## TASK TO CARRY OUT
Lay out each line of the items below as a Markdown table with the columns Row and Line, numbering the rows and skipping blank lines. Omit the pictures.

## RECORDS
########################################

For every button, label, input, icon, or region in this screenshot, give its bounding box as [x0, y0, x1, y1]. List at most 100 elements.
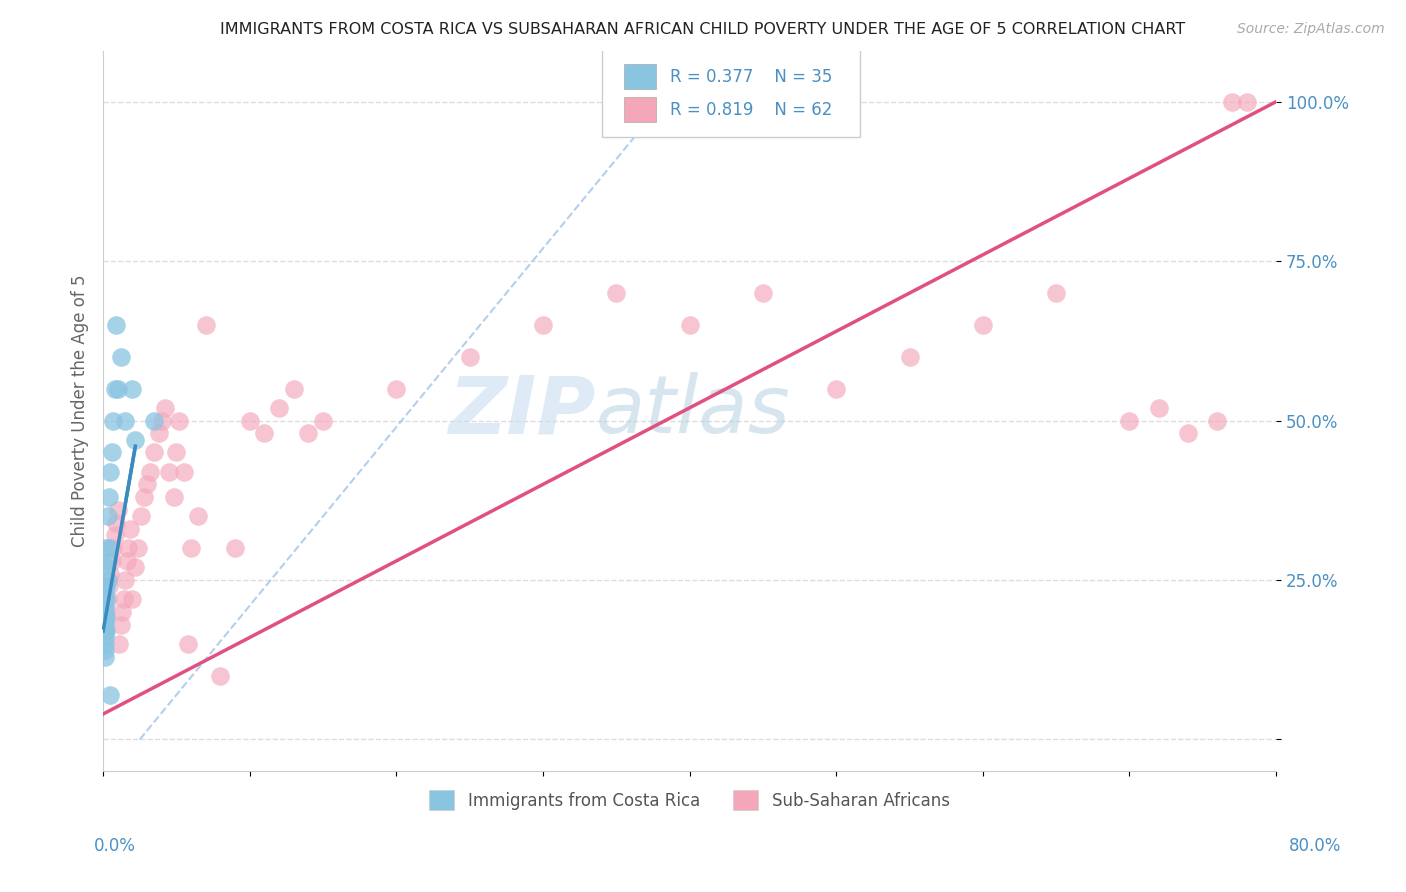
Point — [94, 579, 117, 593]
Point — [105, 516, 128, 530]
Point — [267, 401, 290, 415]
Point — [110, 350, 132, 364]
Point — [94, 560, 117, 574]
Point — [972, 318, 994, 332]
Point — [239, 414, 262, 428]
Text: IMMIGRANTS FROM COSTA RICA VS SUBSAHARAN AFRICAN CHILD POVERTY UNDER THE AGE OF : IMMIGRANTS FROM COSTA RICA VS SUBSAHARAN… — [221, 22, 1185, 37]
Point — [98, 579, 121, 593]
FancyBboxPatch shape — [624, 97, 655, 122]
Point — [104, 528, 127, 542]
Point — [224, 541, 246, 556]
Point — [110, 617, 132, 632]
Point — [94, 541, 117, 556]
Point — [101, 554, 124, 568]
Point — [114, 414, 136, 428]
Point — [1236, 95, 1258, 109]
Point — [107, 382, 129, 396]
FancyBboxPatch shape — [602, 47, 859, 137]
Point — [129, 509, 152, 524]
Point — [177, 637, 200, 651]
Point — [117, 541, 139, 556]
Point — [93, 643, 115, 657]
Point — [187, 509, 209, 524]
Point — [114, 573, 136, 587]
Point — [93, 617, 115, 632]
Text: Source: ZipAtlas.com: Source: ZipAtlas.com — [1237, 22, 1385, 37]
Point — [1206, 414, 1229, 428]
Point — [283, 382, 305, 396]
Point — [93, 579, 115, 593]
Point — [100, 566, 122, 581]
Point — [150, 414, 173, 428]
Point — [1147, 401, 1170, 415]
Point — [312, 414, 335, 428]
Point — [124, 560, 146, 574]
Point — [143, 414, 166, 428]
Point — [143, 445, 166, 459]
Point — [100, 465, 122, 479]
Point — [93, 599, 115, 613]
Point — [94, 611, 117, 625]
Point — [103, 414, 125, 428]
Point — [157, 465, 180, 479]
Point — [107, 503, 129, 517]
Point — [605, 286, 627, 301]
Point — [752, 286, 775, 301]
Point — [115, 554, 138, 568]
Point — [93, 631, 115, 645]
Point — [94, 624, 117, 638]
Legend: Immigrants from Costa Rica, Sub-Saharan Africans: Immigrants from Costa Rica, Sub-Saharan … — [423, 783, 956, 817]
Point — [253, 426, 276, 441]
Point — [112, 592, 135, 607]
Point — [93, 624, 115, 638]
Point — [93, 611, 115, 625]
Point — [93, 592, 115, 607]
Point — [93, 624, 115, 638]
Point — [96, 592, 118, 607]
Point — [136, 477, 159, 491]
Point — [104, 382, 127, 396]
Point — [825, 382, 848, 396]
Point — [121, 592, 143, 607]
Point — [209, 669, 232, 683]
Point — [98, 490, 121, 504]
Point — [100, 688, 122, 702]
Point — [101, 445, 124, 459]
Point — [180, 541, 202, 556]
Point — [134, 490, 156, 504]
Point — [96, 573, 118, 587]
Text: R = 0.377    N = 35: R = 0.377 N = 35 — [669, 68, 832, 86]
Point — [118, 522, 141, 536]
Text: atlas: atlas — [596, 372, 790, 450]
Point — [1118, 414, 1140, 428]
Point — [105, 318, 128, 332]
Point — [898, 350, 921, 364]
FancyBboxPatch shape — [624, 63, 655, 89]
Point — [385, 382, 408, 396]
Text: ZIP: ZIP — [449, 372, 596, 450]
Point — [111, 605, 134, 619]
Point — [94, 592, 117, 607]
Point — [93, 649, 115, 664]
Point — [98, 541, 121, 556]
Text: R = 0.819    N = 62: R = 0.819 N = 62 — [669, 101, 832, 119]
Point — [173, 465, 195, 479]
Point — [169, 414, 191, 428]
Point — [94, 605, 117, 619]
Point — [96, 509, 118, 524]
Point — [531, 318, 554, 332]
Y-axis label: Child Poverty Under the Age of 5: Child Poverty Under the Age of 5 — [72, 275, 89, 548]
Point — [103, 541, 125, 556]
Point — [1045, 286, 1067, 301]
Point — [93, 586, 115, 600]
Point — [678, 318, 700, 332]
Point — [121, 382, 143, 396]
Text: 0.0%: 0.0% — [94, 837, 136, 855]
Point — [139, 465, 162, 479]
Text: 80.0%: 80.0% — [1288, 837, 1341, 855]
Point — [162, 490, 184, 504]
Point — [165, 445, 187, 459]
Point — [127, 541, 149, 556]
Point — [1220, 95, 1243, 109]
Point — [194, 318, 217, 332]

########################################

## SOLUTION
| Row | Line |
|---|---|
| 1 | For every button, label, input, icon, or region in this screenshot, give its bounding box as [x0, y0, x1, y1]. List at most 100 elements. |
| 2 | Point — [94, 579, 117, 593] |
| 3 | Point — [105, 516, 128, 530] |
| 4 | Point — [267, 401, 290, 415] |
| 5 | Point — [110, 350, 132, 364] |
| 6 | Point — [94, 560, 117, 574] |
| 7 | Point — [972, 318, 994, 332] |
| 8 | Point — [239, 414, 262, 428] |
| 9 | Text: IMMIGRANTS FROM COSTA RICA VS SUBSAHARAN AFRICAN CHILD POVERTY UNDER THE AGE OF : IMMIGRANTS FROM COSTA RICA VS SUBSAHARAN… — [221, 22, 1185, 37] |
| 10 | Point — [98, 579, 121, 593] |
| 11 | FancyBboxPatch shape — [624, 97, 655, 122] |
| 12 | Point — [104, 528, 127, 542] |
| 13 | Point — [224, 541, 246, 556] |
| 14 | Point — [110, 617, 132, 632] |
| 15 | Point — [94, 541, 117, 556] |
| 16 | Point — [101, 554, 124, 568] |
| 17 | Point — [114, 414, 136, 428] |
| 18 | Point — [1236, 95, 1258, 109] |
| 19 | Point — [107, 382, 129, 396] |
| 20 | FancyBboxPatch shape — [602, 47, 859, 137] |
| 21 | Point — [129, 509, 152, 524] |
| 22 | Point — [177, 637, 200, 651] |
| 23 | Point — [117, 541, 139, 556] |
| 24 | Point — [93, 643, 115, 657] |
| 25 | Point — [187, 509, 209, 524] |
| 26 | Point — [114, 573, 136, 587] |
| 27 | Point — [93, 617, 115, 632] |
| 28 | Text: Source: ZipAtlas.com: Source: ZipAtlas.com — [1237, 22, 1385, 37] |
| 29 | Point — [1206, 414, 1229, 428] |
| 30 | Point — [283, 382, 305, 396] |
| 31 | Point — [93, 579, 115, 593] |
| 32 | Point — [100, 566, 122, 581] |
| 33 | Point — [150, 414, 173, 428] |
| 34 | Point — [1147, 401, 1170, 415] |
| 35 | Point — [312, 414, 335, 428] |
| 36 | Point — [124, 560, 146, 574] |
| 37 | Point — [143, 414, 166, 428] |
| 38 | Point — [143, 445, 166, 459] |
| 39 | Point — [100, 465, 122, 479] |
| 40 | Point — [93, 599, 115, 613] |
| 41 | Point — [94, 611, 117, 625] |
| 42 | Point — [103, 414, 125, 428] |
| 43 | Point — [157, 465, 180, 479] |
| 44 | Point — [107, 503, 129, 517] |
| 45 | Point — [605, 286, 627, 301] |
| 46 | Point — [752, 286, 775, 301] |
| 47 | Point — [115, 554, 138, 568] |
| 48 | Point — [93, 631, 115, 645] |
| 49 | Point — [94, 624, 117, 638] |
| 50 | Legend: Immigrants from Costa Rica, Sub-Saharan Africans: Immigrants from Costa Rica, Sub-Saharan … — [423, 783, 956, 817] |
| 51 | Point — [253, 426, 276, 441] |
| 52 | Point — [112, 592, 135, 607] |
| 53 | Point — [93, 624, 115, 638] |
| 54 | Point — [93, 611, 115, 625] |
| 55 | Point — [93, 592, 115, 607] |
| 56 | Point — [93, 624, 115, 638] |
| 57 | Point — [96, 592, 118, 607] |
| 58 | Point — [136, 477, 159, 491] |
| 59 | Point — [104, 382, 127, 396] |
| 60 | Point — [825, 382, 848, 396] |
| 61 | Point — [121, 592, 143, 607] |
| 62 | Point — [209, 669, 232, 683] |
| 63 | Point — [98, 490, 121, 504] |
| 64 | Point — [100, 688, 122, 702] |
| 65 | Point — [101, 445, 124, 459] |
| 66 | Point — [180, 541, 202, 556] |
| 67 | Point — [134, 490, 156, 504] |
| 68 | Point — [96, 573, 118, 587] |
| 69 | Text: R = 0.377    N = 35: R = 0.377 N = 35 — [669, 68, 832, 86] |
| 70 | Point — [118, 522, 141, 536] |
| 71 | Text: atlas: atlas — [596, 372, 790, 450] |
| 72 | Point — [1118, 414, 1140, 428] |
| 73 | Point — [105, 318, 128, 332] |
| 74 | Point — [898, 350, 921, 364] |
| 75 | FancyBboxPatch shape — [624, 63, 655, 89] |
| 76 | Point — [385, 382, 408, 396] |
| 77 | Text: ZIP: ZIP — [449, 372, 596, 450] |
| 78 | Point — [111, 605, 134, 619] |
| 79 | Point — [94, 592, 117, 607] |
| 80 | Point — [93, 649, 115, 664] |
| 81 | Point — [98, 541, 121, 556] |
| 82 | Text: R = 0.819    N = 62: R = 0.819 N = 62 — [669, 101, 832, 119] |
| 83 | Point — [173, 465, 195, 479] |
| 84 | Point — [169, 414, 191, 428] |
| 85 | Point — [94, 605, 117, 619] |
| 86 | Point — [96, 509, 118, 524] |
| 87 | Point — [531, 318, 554, 332] |
| 88 | Y-axis label: Child Poverty Under the Age of 5: Child Poverty Under the Age of 5 — [72, 275, 89, 548] |
| 89 | Point — [103, 541, 125, 556] |
| 90 | Point — [1045, 286, 1067, 301] |
| 91 | Point — [93, 586, 115, 600] |
| 92 | Point — [678, 318, 700, 332] |
| 93 | Point — [121, 382, 143, 396] |
| 94 | Text: 0.0%: 0.0% — [94, 837, 136, 855] |
| 95 | Point — [139, 465, 162, 479] |
| 96 | Text: 80.0%: 80.0% — [1288, 837, 1341, 855] |
| 97 | Point — [162, 490, 184, 504] |
| 98 | Point — [165, 445, 187, 459] |
| 99 | Point — [127, 541, 149, 556] |
| 100 | Point — [1220, 95, 1243, 109] |
| 101 | Point — [194, 318, 217, 332] |